Scan the data below and pick out the lines containing the word "grid".

begin

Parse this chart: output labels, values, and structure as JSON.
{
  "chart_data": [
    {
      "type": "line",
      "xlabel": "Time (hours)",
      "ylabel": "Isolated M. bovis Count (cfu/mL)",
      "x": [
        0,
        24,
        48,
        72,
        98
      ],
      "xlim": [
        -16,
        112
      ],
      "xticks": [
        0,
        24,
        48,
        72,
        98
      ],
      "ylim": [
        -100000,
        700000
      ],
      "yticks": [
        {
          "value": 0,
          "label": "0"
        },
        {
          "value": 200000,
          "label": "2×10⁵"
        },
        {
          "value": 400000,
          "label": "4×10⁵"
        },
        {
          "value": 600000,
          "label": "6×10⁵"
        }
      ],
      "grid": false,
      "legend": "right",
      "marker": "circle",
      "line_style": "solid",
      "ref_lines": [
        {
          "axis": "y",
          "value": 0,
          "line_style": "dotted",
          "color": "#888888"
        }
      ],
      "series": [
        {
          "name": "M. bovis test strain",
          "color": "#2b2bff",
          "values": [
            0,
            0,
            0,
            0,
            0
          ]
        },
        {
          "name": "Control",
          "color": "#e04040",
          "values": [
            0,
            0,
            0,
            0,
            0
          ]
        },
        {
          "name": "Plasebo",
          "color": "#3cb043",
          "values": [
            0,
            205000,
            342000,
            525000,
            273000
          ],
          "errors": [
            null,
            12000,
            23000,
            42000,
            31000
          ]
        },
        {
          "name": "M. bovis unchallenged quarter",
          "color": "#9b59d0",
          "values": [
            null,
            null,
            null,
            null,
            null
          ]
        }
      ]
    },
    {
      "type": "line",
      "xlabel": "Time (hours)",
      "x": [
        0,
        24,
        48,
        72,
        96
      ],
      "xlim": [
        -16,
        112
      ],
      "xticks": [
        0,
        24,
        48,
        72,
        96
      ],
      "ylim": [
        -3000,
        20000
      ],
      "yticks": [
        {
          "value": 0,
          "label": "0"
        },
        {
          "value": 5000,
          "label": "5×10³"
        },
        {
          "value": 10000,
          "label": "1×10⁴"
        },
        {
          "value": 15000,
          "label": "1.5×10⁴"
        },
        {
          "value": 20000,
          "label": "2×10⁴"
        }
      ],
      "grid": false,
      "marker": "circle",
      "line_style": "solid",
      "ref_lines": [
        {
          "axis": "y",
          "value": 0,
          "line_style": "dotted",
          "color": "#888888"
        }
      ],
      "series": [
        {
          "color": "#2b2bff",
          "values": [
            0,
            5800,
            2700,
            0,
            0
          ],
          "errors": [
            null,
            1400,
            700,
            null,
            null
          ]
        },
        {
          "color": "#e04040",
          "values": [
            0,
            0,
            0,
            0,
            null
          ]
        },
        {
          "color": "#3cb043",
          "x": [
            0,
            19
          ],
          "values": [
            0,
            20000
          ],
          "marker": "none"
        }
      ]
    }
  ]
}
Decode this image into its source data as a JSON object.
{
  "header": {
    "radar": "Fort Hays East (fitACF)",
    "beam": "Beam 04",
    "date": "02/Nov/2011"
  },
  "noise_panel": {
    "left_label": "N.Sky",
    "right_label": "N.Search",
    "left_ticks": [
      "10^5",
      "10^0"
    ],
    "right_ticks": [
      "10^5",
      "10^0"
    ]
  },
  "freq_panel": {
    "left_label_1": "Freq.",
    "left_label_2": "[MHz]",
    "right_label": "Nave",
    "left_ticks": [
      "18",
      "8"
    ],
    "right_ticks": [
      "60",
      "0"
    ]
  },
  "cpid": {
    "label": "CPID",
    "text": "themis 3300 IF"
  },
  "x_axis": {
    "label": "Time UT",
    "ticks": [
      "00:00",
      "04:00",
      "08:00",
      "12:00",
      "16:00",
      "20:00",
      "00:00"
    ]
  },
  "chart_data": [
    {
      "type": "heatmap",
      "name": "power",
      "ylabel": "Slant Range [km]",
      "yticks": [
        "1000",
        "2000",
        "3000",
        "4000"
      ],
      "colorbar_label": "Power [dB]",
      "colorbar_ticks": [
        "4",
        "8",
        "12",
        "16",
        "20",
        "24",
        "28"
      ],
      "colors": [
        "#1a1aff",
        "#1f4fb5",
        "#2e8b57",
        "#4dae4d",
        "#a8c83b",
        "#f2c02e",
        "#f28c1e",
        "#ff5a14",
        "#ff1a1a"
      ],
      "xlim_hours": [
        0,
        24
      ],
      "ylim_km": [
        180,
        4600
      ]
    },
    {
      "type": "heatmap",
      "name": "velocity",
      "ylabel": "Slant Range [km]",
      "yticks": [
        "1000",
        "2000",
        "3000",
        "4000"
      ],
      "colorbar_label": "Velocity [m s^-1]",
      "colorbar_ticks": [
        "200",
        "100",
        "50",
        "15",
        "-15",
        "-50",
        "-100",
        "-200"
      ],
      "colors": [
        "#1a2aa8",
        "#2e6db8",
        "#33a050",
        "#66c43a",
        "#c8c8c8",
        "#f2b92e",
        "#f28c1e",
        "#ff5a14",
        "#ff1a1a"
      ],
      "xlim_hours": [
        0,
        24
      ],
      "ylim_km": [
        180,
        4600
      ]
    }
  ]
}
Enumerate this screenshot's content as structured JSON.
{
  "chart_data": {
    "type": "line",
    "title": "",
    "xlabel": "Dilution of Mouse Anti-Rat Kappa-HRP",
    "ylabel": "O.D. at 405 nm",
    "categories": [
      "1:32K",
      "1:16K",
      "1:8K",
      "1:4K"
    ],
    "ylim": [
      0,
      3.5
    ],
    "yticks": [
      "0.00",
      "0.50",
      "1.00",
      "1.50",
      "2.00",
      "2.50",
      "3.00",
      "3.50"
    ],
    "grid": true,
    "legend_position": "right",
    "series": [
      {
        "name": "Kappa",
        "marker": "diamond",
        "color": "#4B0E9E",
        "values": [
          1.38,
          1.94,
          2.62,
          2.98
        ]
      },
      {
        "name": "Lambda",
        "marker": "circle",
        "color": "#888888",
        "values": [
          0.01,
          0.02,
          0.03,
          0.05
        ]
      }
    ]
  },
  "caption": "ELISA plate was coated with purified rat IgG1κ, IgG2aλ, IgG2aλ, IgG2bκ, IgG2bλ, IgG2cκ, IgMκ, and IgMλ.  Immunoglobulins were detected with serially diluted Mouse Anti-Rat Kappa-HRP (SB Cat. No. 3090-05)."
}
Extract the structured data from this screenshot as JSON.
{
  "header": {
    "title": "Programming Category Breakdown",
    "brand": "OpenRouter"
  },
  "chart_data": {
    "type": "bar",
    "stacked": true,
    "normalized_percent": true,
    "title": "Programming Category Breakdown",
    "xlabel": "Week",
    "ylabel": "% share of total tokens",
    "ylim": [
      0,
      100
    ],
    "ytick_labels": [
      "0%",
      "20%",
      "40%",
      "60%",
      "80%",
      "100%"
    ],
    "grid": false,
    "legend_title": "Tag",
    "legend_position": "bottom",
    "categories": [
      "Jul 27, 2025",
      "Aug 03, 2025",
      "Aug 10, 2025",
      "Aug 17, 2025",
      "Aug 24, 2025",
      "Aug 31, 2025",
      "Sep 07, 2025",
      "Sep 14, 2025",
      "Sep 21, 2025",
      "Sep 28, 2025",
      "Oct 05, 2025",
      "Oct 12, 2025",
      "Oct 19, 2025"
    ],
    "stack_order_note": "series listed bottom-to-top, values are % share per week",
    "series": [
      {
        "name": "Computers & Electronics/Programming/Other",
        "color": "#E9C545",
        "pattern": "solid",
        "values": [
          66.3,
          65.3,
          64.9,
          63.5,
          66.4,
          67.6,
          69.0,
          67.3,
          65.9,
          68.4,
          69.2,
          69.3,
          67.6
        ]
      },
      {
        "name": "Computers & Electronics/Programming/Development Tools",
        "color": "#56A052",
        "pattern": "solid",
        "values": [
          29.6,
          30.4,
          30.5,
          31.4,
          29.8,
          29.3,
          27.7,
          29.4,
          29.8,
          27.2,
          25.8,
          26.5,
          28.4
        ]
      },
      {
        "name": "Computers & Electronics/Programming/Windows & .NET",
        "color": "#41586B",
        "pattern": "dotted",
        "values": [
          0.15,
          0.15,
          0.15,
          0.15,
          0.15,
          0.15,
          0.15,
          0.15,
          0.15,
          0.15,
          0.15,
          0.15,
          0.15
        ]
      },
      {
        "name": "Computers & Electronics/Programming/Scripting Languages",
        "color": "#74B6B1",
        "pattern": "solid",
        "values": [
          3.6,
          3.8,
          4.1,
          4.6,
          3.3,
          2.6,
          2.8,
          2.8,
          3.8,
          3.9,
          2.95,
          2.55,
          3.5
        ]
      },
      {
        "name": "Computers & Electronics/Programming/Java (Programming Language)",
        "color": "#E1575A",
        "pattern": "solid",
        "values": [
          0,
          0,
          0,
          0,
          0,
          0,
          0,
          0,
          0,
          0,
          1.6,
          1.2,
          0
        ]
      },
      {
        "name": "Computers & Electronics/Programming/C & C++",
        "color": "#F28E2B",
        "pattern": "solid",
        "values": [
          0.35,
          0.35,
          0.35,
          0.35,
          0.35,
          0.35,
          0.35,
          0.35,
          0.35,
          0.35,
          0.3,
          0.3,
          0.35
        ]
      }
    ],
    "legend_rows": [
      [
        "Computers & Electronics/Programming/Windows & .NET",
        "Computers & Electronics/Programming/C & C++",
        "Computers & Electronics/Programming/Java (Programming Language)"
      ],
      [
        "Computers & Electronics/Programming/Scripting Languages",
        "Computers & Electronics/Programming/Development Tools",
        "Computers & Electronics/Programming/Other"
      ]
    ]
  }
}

end

- Output:
      "grid": false,
      "grid": false,
    "grid": true,
    "grid": false,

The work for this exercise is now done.